Goal:
Copy every record word for word.

Records supplied:
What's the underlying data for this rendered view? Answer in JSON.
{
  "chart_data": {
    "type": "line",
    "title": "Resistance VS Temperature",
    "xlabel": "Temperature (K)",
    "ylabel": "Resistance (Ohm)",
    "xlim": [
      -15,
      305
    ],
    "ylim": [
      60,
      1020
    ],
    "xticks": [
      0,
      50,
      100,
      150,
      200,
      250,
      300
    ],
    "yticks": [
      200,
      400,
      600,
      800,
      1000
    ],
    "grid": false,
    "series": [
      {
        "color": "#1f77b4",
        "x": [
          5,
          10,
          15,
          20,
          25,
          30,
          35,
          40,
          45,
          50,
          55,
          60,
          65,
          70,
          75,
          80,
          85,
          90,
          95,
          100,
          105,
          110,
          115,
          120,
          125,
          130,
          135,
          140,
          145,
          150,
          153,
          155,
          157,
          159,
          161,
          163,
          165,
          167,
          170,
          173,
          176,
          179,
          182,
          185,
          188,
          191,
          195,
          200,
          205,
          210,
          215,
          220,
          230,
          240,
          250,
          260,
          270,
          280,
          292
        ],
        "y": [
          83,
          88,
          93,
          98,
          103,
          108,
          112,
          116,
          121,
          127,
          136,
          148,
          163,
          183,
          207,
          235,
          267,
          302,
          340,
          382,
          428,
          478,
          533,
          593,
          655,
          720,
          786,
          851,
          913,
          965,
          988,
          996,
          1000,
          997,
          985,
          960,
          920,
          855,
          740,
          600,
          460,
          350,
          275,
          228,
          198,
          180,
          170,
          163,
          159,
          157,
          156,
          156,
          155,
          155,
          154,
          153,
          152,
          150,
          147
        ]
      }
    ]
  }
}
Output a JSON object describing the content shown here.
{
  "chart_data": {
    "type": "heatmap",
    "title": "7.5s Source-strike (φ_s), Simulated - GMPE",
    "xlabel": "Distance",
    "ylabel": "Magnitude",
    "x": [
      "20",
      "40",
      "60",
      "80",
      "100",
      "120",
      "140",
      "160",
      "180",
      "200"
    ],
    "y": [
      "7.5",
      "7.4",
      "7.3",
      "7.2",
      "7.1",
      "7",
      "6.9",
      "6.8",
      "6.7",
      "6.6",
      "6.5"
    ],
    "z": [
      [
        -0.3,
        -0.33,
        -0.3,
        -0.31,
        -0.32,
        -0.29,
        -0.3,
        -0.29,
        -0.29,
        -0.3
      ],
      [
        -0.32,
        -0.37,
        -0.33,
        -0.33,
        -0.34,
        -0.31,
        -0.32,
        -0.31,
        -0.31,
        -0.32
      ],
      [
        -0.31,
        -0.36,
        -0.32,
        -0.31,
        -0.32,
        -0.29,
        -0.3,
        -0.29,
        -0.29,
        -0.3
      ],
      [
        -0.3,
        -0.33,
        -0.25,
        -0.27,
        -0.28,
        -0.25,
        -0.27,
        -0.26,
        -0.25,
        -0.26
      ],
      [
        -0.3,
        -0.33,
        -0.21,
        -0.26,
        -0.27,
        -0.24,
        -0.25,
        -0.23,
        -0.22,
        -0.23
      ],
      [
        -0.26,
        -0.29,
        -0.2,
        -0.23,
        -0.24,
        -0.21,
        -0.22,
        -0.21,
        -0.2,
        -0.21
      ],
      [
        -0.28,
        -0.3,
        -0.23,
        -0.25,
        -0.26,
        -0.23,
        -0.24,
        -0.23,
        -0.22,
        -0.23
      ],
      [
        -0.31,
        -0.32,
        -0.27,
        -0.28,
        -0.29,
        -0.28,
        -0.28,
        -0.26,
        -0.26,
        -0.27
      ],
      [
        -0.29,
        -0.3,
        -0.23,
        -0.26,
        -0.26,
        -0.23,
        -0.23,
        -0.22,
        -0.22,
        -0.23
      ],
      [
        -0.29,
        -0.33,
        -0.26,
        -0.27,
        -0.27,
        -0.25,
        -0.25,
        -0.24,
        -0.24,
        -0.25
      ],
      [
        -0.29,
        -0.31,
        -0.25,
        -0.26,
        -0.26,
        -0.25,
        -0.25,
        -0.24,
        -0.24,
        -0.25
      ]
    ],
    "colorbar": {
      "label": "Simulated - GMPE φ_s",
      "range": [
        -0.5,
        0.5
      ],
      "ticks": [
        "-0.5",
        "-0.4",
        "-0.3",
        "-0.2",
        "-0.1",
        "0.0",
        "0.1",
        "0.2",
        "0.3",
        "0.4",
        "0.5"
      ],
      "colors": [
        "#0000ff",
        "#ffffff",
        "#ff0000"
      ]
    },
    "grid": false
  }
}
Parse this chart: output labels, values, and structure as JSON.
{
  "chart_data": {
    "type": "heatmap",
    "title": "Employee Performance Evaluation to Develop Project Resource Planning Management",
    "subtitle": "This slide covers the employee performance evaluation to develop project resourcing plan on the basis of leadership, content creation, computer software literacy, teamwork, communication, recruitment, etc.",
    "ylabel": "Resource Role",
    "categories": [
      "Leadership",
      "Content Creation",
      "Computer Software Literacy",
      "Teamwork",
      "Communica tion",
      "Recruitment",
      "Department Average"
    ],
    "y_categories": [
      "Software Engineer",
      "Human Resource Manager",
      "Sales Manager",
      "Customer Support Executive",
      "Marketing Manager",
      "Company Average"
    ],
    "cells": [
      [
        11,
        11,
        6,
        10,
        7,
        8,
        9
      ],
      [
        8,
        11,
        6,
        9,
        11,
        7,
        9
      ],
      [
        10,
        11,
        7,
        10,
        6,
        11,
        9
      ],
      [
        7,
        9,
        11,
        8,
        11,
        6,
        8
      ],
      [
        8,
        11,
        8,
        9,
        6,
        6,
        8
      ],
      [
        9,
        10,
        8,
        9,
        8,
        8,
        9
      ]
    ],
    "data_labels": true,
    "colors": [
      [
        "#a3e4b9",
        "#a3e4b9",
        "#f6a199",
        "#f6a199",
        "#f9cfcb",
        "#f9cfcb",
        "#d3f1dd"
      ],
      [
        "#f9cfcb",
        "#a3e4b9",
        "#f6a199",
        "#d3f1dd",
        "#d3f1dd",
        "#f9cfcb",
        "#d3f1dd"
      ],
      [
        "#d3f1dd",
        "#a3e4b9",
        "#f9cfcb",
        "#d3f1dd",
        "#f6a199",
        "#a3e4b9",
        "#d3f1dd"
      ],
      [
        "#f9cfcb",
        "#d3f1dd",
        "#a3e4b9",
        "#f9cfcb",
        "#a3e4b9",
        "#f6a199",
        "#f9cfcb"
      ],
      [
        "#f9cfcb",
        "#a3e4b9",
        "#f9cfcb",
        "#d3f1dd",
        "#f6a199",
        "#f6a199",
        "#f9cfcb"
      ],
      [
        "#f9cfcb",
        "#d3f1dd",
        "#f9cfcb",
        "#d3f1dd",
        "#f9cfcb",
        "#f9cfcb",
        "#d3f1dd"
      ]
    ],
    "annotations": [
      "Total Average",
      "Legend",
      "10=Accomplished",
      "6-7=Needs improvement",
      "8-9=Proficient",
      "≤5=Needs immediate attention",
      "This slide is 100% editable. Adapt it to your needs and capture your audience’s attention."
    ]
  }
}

Correct response:
What's the underlying data for this rendered view? Answer in JSON.
{
  "chart_data": {
    "type": "line",
    "title": "Resistance VS Temperature",
    "xlabel": "Temperature (K)",
    "ylabel": "Resistance (Ohm)",
    "xlim": [
      -15,
      305
    ],
    "ylim": [
      60,
      1020
    ],
    "xticks": [
      0,
      50,
      100,
      150,
      200,
      250,
      300
    ],
    "yticks": [
      200,
      400,
      600,
      800,
      1000
    ],
    "grid": false,
    "series": [
      {
        "color": "#1f77b4",
        "x": [
          5,
          10,
          15,
          20,
          25,
          30,
          35,
          40,
          45,
          50,
          55,
          60,
          65,
          70,
          75,
          80,
          85,
          90,
          95,
          100,
          105,
          110,
          115,
          120,
          125,
          130,
          135,
          140,
          145,
          150,
          153,
          155,
          157,
          159,
          161,
          163,
          165,
          167,
          170,
          173,
          176,
          179,
          182,
          185,
          188,
          191,
          195,
          200,
          205,
          210,
          215,
          220,
          230,
          240,
          250,
          260,
          270,
          280,
          292
        ],
        "y": [
          83,
          88,
          93,
          98,
          103,
          108,
          112,
          116,
          121,
          127,
          136,
          148,
          163,
          183,
          207,
          235,
          267,
          302,
          340,
          382,
          428,
          478,
          533,
          593,
          655,
          720,
          786,
          851,
          913,
          965,
          988,
          996,
          1000,
          997,
          985,
          960,
          920,
          855,
          740,
          600,
          460,
          350,
          275,
          228,
          198,
          180,
          170,
          163,
          159,
          157,
          156,
          156,
          155,
          155,
          154,
          153,
          152,
          150,
          147
        ]
      }
    ]
  }
}
Output a JSON object describing the content shown here.
{
  "chart_data": {
    "type": "heatmap",
    "title": "7.5s Source-strike (φ_s), Simulated - GMPE",
    "xlabel": "Distance",
    "ylabel": "Magnitude",
    "x": [
      "20",
      "40",
      "60",
      "80",
      "100",
      "120",
      "140",
      "160",
      "180",
      "200"
    ],
    "y": [
      "7.5",
      "7.4",
      "7.3",
      "7.2",
      "7.1",
      "7",
      "6.9",
      "6.8",
      "6.7",
      "6.6",
      "6.5"
    ],
    "z": [
      [
        -0.3,
        -0.33,
        -0.3,
        -0.31,
        -0.32,
        -0.29,
        -0.3,
        -0.29,
        -0.29,
        -0.3
      ],
      [
        -0.32,
        -0.37,
        -0.33,
        -0.33,
        -0.34,
        -0.31,
        -0.32,
        -0.31,
        -0.31,
        -0.32
      ],
      [
        -0.31,
        -0.36,
        -0.32,
        -0.31,
        -0.32,
        -0.29,
        -0.3,
        -0.29,
        -0.29,
        -0.3
      ],
      [
        -0.3,
        -0.33,
        -0.25,
        -0.27,
        -0.28,
        -0.25,
        -0.27,
        -0.26,
        -0.25,
        -0.26
      ],
      [
        -0.3,
        -0.33,
        -0.21,
        -0.26,
        -0.27,
        -0.24,
        -0.25,
        -0.23,
        -0.22,
        -0.23
      ],
      [
        -0.26,
        -0.29,
        -0.2,
        -0.23,
        -0.24,
        -0.21,
        -0.22,
        -0.21,
        -0.2,
        -0.21
      ],
      [
        -0.28,
        -0.3,
        -0.23,
        -0.25,
        -0.26,
        -0.23,
        -0.24,
        -0.23,
        -0.22,
        -0.23
      ],
      [
        -0.31,
        -0.32,
        -0.27,
        -0.28,
        -0.29,
        -0.28,
        -0.28,
        -0.26,
        -0.26,
        -0.27
      ],
      [
        -0.29,
        -0.3,
        -0.23,
        -0.26,
        -0.26,
        -0.23,
        -0.23,
        -0.22,
        -0.22,
        -0.23
      ],
      [
        -0.29,
        -0.33,
        -0.26,
        -0.27,
        -0.27,
        -0.25,
        -0.25,
        -0.24,
        -0.24,
        -0.25
      ],
      [
        -0.29,
        -0.31,
        -0.25,
        -0.26,
        -0.26,
        -0.25,
        -0.25,
        -0.24,
        -0.24,
        -0.25
      ]
    ],
    "colorbar": {
      "label": "Simulated - GMPE φ_s",
      "range": [
        -0.5,
        0.5
      ],
      "ticks": [
        "-0.5",
        "-0.4",
        "-0.3",
        "-0.2",
        "-0.1",
        "0.0",
        "0.1",
        "0.2",
        "0.3",
        "0.4",
        "0.5"
      ],
      "colors": [
        "#0000ff",
        "#ffffff",
        "#ff0000"
      ]
    },
    "grid": false
  }
}
Parse this chart: output labels, values, and structure as JSON.
{
  "chart_data": {
    "type": "heatmap",
    "title": "Employee Performance Evaluation to Develop Project Resource Planning Management",
    "subtitle": "This slide covers the employee performance evaluation to develop project resourcing plan on the basis of leadership, content creation, computer software literacy, teamwork, communication, recruitment, etc.",
    "ylabel": "Resource Role",
    "categories": [
      "Leadership",
      "Content Creation",
      "Computer Software Literacy",
      "Teamwork",
      "Communica tion",
      "Recruitment",
      "Department Average"
    ],
    "y_categories": [
      "Software Engineer",
      "Human Resource Manager",
      "Sales Manager",
      "Customer Support Executive",
      "Marketing Manager",
      "Company Average"
    ],
    "cells": [
      [
        11,
        11,
        6,
        10,
        7,
        8,
        9
      ],
      [
        8,
        11,
        6,
        9,
        11,
        7,
        9
      ],
      [
        10,
        11,
        7,
        10,
        6,
        11,
        9
      ],
      [
        7,
        9,
        11,
        8,
        11,
        6,
        8
      ],
      [
        8,
        11,
        8,
        9,
        6,
        6,
        8
      ],
      [
        9,
        10,
        8,
        9,
        8,
        8,
        9
      ]
    ],
    "data_labels": true,
    "colors": [
      [
        "#a3e4b9",
        "#a3e4b9",
        "#f6a199",
        "#f6a199",
        "#f9cfcb",
        "#f9cfcb",
        "#d3f1dd"
      ],
      [
        "#f9cfcb",
        "#a3e4b9",
        "#f6a199",
        "#d3f1dd",
        "#d3f1dd",
        "#f9cfcb",
        "#d3f1dd"
      ],
      [
        "#d3f1dd",
        "#a3e4b9",
        "#f9cfcb",
        "#d3f1dd",
        "#f6a199",
        "#a3e4b9",
        "#d3f1dd"
      ],
      [
        "#f9cfcb",
        "#d3f1dd",
        "#a3e4b9",
        "#f9cfcb",
        "#a3e4b9",
        "#f6a199",
        "#f9cfcb"
      ],
      [
        "#f9cfcb",
        "#a3e4b9",
        "#f9cfcb",
        "#d3f1dd",
        "#f6a199",
        "#f6a199",
        "#f9cfcb"
      ],
      [
        "#f9cfcb",
        "#d3f1dd",
        "#f9cfcb",
        "#d3f1dd",
        "#f9cfcb",
        "#f9cfcb",
        "#d3f1dd"
      ]
    ],
    "annotations": [
      "Total Average",
      "Legend",
      "10=Accomplished",
      "6-7=Needs improvement",
      "8-9=Proficient",
      "≤5=Needs immediate attention",
      "This slide is 100% editable. Adapt it to your needs and capture your audience’s attention."
    ]
  }
}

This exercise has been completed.